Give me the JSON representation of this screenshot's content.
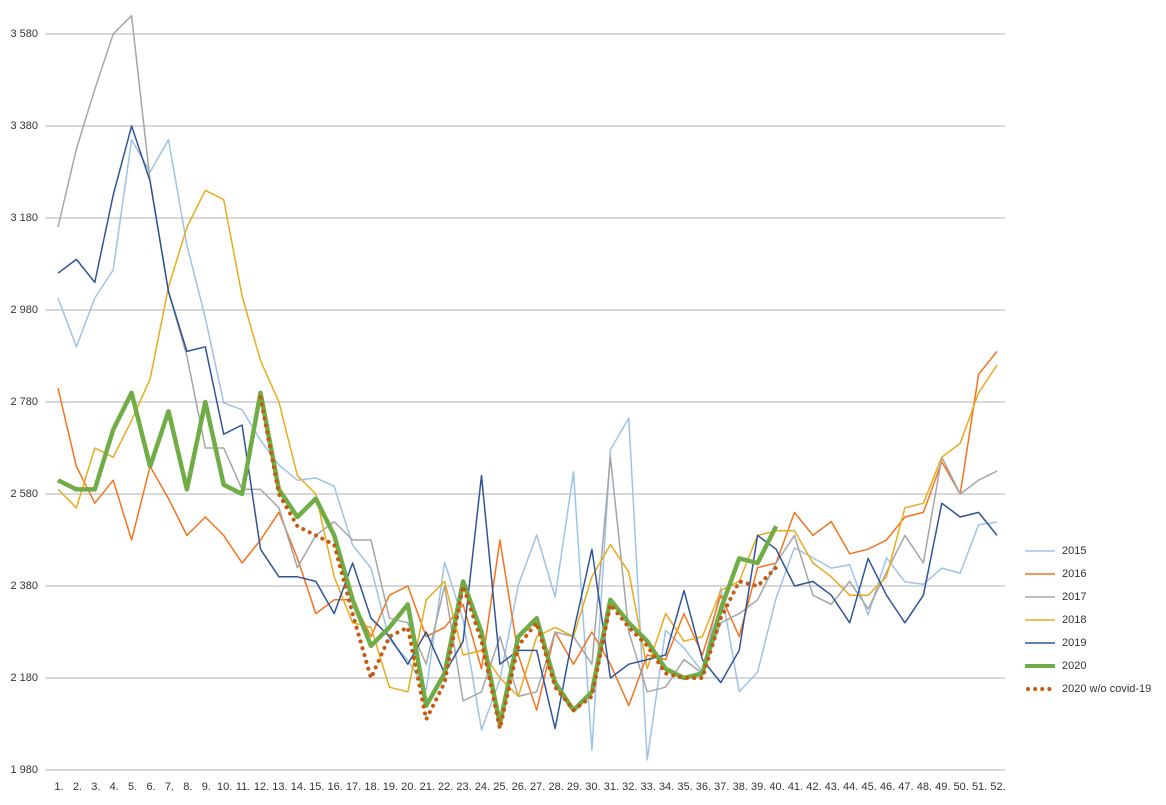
{
  "chart_data": {
    "type": "line",
    "categories": [
      "1.",
      "2.",
      "3.",
      "4.",
      "5.",
      "6.",
      "7.",
      "8.",
      "9.",
      "10.",
      "11.",
      "12.",
      "13.",
      "14.",
      "15.",
      "16.",
      "17.",
      "18.",
      "19.",
      "20.",
      "21.",
      "22.",
      "23.",
      "24.",
      "25.",
      "26.",
      "27.",
      "28.",
      "29.",
      "30.",
      "31.",
      "32.",
      "33.",
      "34.",
      "35.",
      "36.",
      "37.",
      "38.",
      "39.",
      "40.",
      "41.",
      "42.",
      "43.",
      "44.",
      "45.",
      "46.",
      "47.",
      "48.",
      "49.",
      "50.",
      "51.",
      "52."
    ],
    "ylim": [
      1980,
      3640
    ],
    "yticks": [
      {
        "value": 1980,
        "label": "1 980"
      },
      {
        "value": 2180,
        "label": "2 180"
      },
      {
        "value": 2380,
        "label": "2 380"
      },
      {
        "value": 2580,
        "label": "2 580"
      },
      {
        "value": 2780,
        "label": "2 780"
      },
      {
        "value": 2980,
        "label": "2 980"
      },
      {
        "value": 3180,
        "label": "3 180"
      },
      {
        "value": 3380,
        "label": "3 380"
      },
      {
        "value": 3580,
        "label": "3 580"
      }
    ],
    "grid": true,
    "legend": "right",
    "series": [
      {
        "name": "2015",
        "color": "#9dc3e6",
        "line_width": 1.5,
        "values": [
          3006,
          2900,
          3006,
          3067,
          3350,
          3280,
          3350,
          3121,
          2963,
          2778,
          2763,
          2697,
          2643,
          2610,
          2615,
          2597,
          2469,
          2419,
          2263,
          2219,
          2154,
          2432,
          2306,
          2067,
          2176,
          2382,
          2491,
          2356,
          2628,
          2023,
          2676,
          2745,
          2002,
          2284,
          2245,
          2193,
          2376,
          2150,
          2193,
          2354,
          2463,
          2441,
          2419,
          2426,
          2317,
          2441,
          2389,
          2384,
          2419,
          2408,
          2513,
          2519
        ]
      },
      {
        "name": "2016",
        "color": "#f4731f",
        "line_width": 1.5,
        "values": [
          2810,
          2640,
          2560,
          2610,
          2480,
          2640,
          2570,
          2490,
          2530,
          2490,
          2430,
          2480,
          2540,
          2440,
          2320,
          2350,
          2350,
          2270,
          2360,
          2380,
          2270,
          2290,
          2340,
          2200,
          2480,
          2230,
          2110,
          2280,
          2210,
          2280,
          2210,
          2120,
          2230,
          2220,
          2320,
          2230,
          2360,
          2270,
          2420,
          2430,
          2540,
          2490,
          2520,
          2450,
          2460,
          2480,
          2530,
          2540,
          2650,
          2580,
          2840,
          2890
        ]
      },
      {
        "name": "2017",
        "color": "#a5a5a5",
        "line_width": 1.5,
        "values": [
          3160,
          3330,
          3460,
          3580,
          3620,
          3260,
          3020,
          2880,
          2680,
          2680,
          2590,
          2590,
          2550,
          2420,
          2490,
          2520,
          2480,
          2480,
          2310,
          2300,
          2210,
          2380,
          2130,
          2150,
          2270,
          2140,
          2150,
          2280,
          2270,
          2210,
          2660,
          2280,
          2150,
          2160,
          2220,
          2190,
          2300,
          2320,
          2350,
          2430,
          2490,
          2360,
          2340,
          2390,
          2330,
          2410,
          2490,
          2430,
          2660,
          2580,
          2610,
          2630
        ]
      },
      {
        "name": "2018",
        "color": "#e8ab1e",
        "line_width": 1.5,
        "values": [
          2590,
          2550,
          2680,
          2660,
          2740,
          2830,
          3030,
          3160,
          3240,
          3220,
          3010,
          2870,
          2780,
          2620,
          2580,
          2400,
          2300,
          2290,
          2160,
          2150,
          2350,
          2390,
          2230,
          2240,
          2180,
          2140,
          2270,
          2290,
          2270,
          2400,
          2470,
          2410,
          2200,
          2320,
          2260,
          2270,
          2370,
          2390,
          2490,
          2500,
          2500,
          2430,
          2400,
          2360,
          2360,
          2400,
          2550,
          2560,
          2660,
          2690,
          2800,
          2860
        ]
      },
      {
        "name": "2019",
        "color": "#2f5597",
        "line_width": 1.5,
        "values": [
          3060,
          3090,
          3040,
          3230,
          3380,
          3260,
          3020,
          2890,
          2900,
          2710,
          2730,
          2460,
          2400,
          2400,
          2390,
          2320,
          2430,
          2310,
          2270,
          2210,
          2280,
          2190,
          2260,
          2620,
          2210,
          2240,
          2240,
          2070,
          2280,
          2460,
          2180,
          2210,
          2220,
          2230,
          2370,
          2220,
          2170,
          2240,
          2490,
          2460,
          2380,
          2390,
          2360,
          2300,
          2440,
          2360,
          2300,
          2360,
          2560,
          2530,
          2540,
          2490
        ]
      },
      {
        "name": "2020",
        "color": "#70ad47",
        "line_width": 4.5,
        "values": [
          2610,
          2590,
          2590,
          2720,
          2800,
          2640,
          2760,
          2590,
          2780,
          2600,
          2580,
          2800,
          2590,
          2530,
          2570,
          2490,
          2350,
          2250,
          2290,
          2340,
          2120,
          2190,
          2390,
          2280,
          2080,
          2270,
          2310,
          2170,
          2110,
          2150,
          2350,
          2300,
          2260,
          2200,
          2180,
          2190,
          2330,
          2440,
          2430,
          2510,
          null,
          null,
          null,
          null,
          null,
          null,
          null,
          null,
          null,
          null,
          null,
          null
        ]
      },
      {
        "name": "2020 w/o covid-19",
        "color": "#c55a11",
        "line_width": 4,
        "line_style": "dotted",
        "values": [
          null,
          null,
          null,
          null,
          null,
          null,
          null,
          null,
          null,
          null,
          null,
          2790,
          2580,
          2510,
          2490,
          2470,
          2320,
          2180,
          2270,
          2290,
          2090,
          2170,
          2380,
          2260,
          2070,
          2250,
          2300,
          2160,
          2110,
          2140,
          2340,
          2290,
          2250,
          2190,
          2180,
          2180,
          2310,
          2390,
          2380,
          2420,
          null,
          null,
          null,
          null,
          null,
          null,
          null,
          null,
          null,
          null,
          null,
          null
        ]
      }
    ]
  }
}
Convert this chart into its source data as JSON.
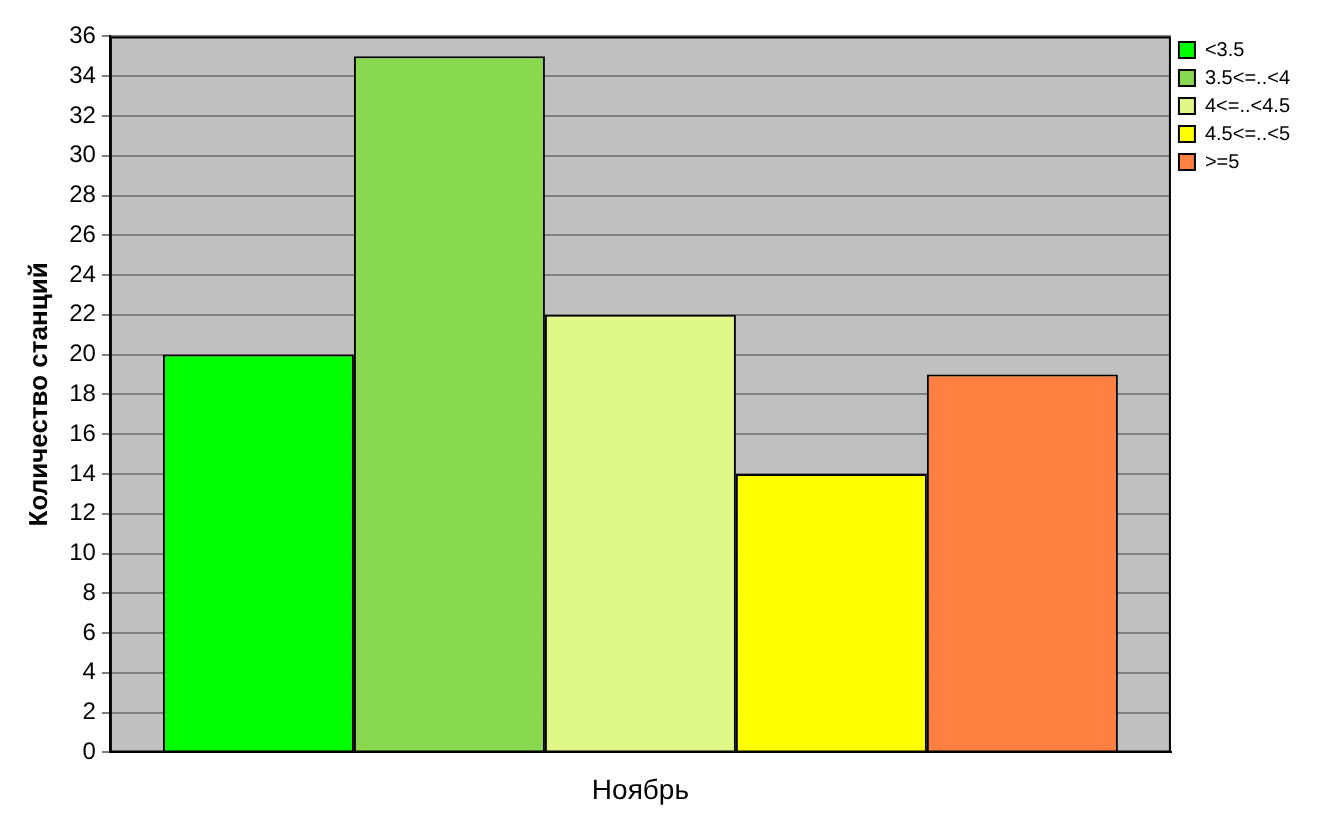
{
  "chart_data": {
    "type": "bar",
    "categories": [
      "Ноябрь"
    ],
    "ylabel": "Количество станций",
    "series": [
      {
        "name": "<3.5",
        "color": "#00ff00",
        "values": [
          20
        ]
      },
      {
        "name": "3.5<=..<4",
        "color": "#88d850",
        "values": [
          35
        ]
      },
      {
        "name": "4<=..<4.5",
        "color": "#e0f888",
        "values": [
          22
        ]
      },
      {
        "name": "4.5<=..<5",
        "color": "#ffff00",
        "values": [
          14
        ]
      },
      {
        "name": ">=5",
        "color": "#ff8040",
        "values": [
          19
        ]
      }
    ],
    "ylim": [
      0,
      36
    ],
    "yticks": [
      0,
      2,
      4,
      6,
      8,
      10,
      12,
      14,
      16,
      18,
      20,
      22,
      24,
      26,
      28,
      30,
      32,
      34,
      36
    ],
    "grid": "y",
    "legend": "top right"
  }
}
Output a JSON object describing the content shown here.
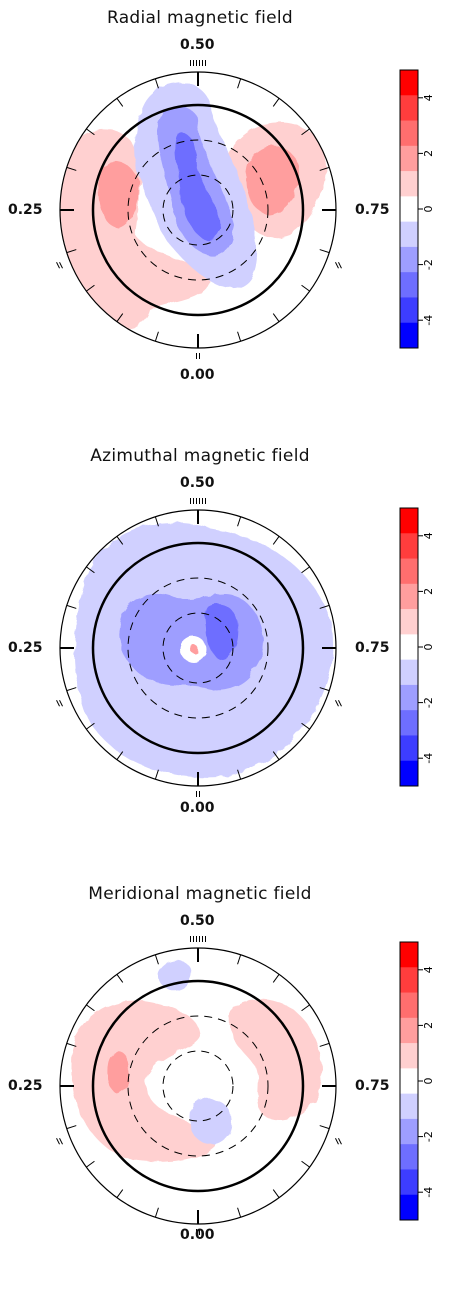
********
■ Task statement
Write out the lines of the listing from the one that holds "Convert this chart" to the very last line, both included, exactly as they appear and without any pictures.

■ Completed exercise
Convert this chart into its source data as JSON.
{
  "chart_data": {
    "type": "bar",
    "categories": [
      "Ноябрь"
    ],
    "ylabel": "Количество станций",
    "series": [
      {
        "name": "<3.5",
        "color": "#00ff00",
        "values": [
          20
        ]
      },
      {
        "name": "3.5<=..<4",
        "color": "#88d850",
        "values": [
          35
        ]
      },
      {
        "name": "4<=..<4.5",
        "color": "#e0f888",
        "values": [
          22
        ]
      },
      {
        "name": "4.5<=..<5",
        "color": "#ffff00",
        "values": [
          14
        ]
      },
      {
        "name": ">=5",
        "color": "#ff8040",
        "values": [
          19
        ]
      }
    ],
    "ylim": [
      0,
      36
    ],
    "yticks": [
      0,
      2,
      4,
      6,
      8,
      10,
      12,
      14,
      16,
      18,
      20,
      22,
      24,
      26,
      28,
      30,
      32,
      34,
      36
    ],
    "grid": "y",
    "legend": "top right"
  }
}
Output a JSON object describing the content shown here.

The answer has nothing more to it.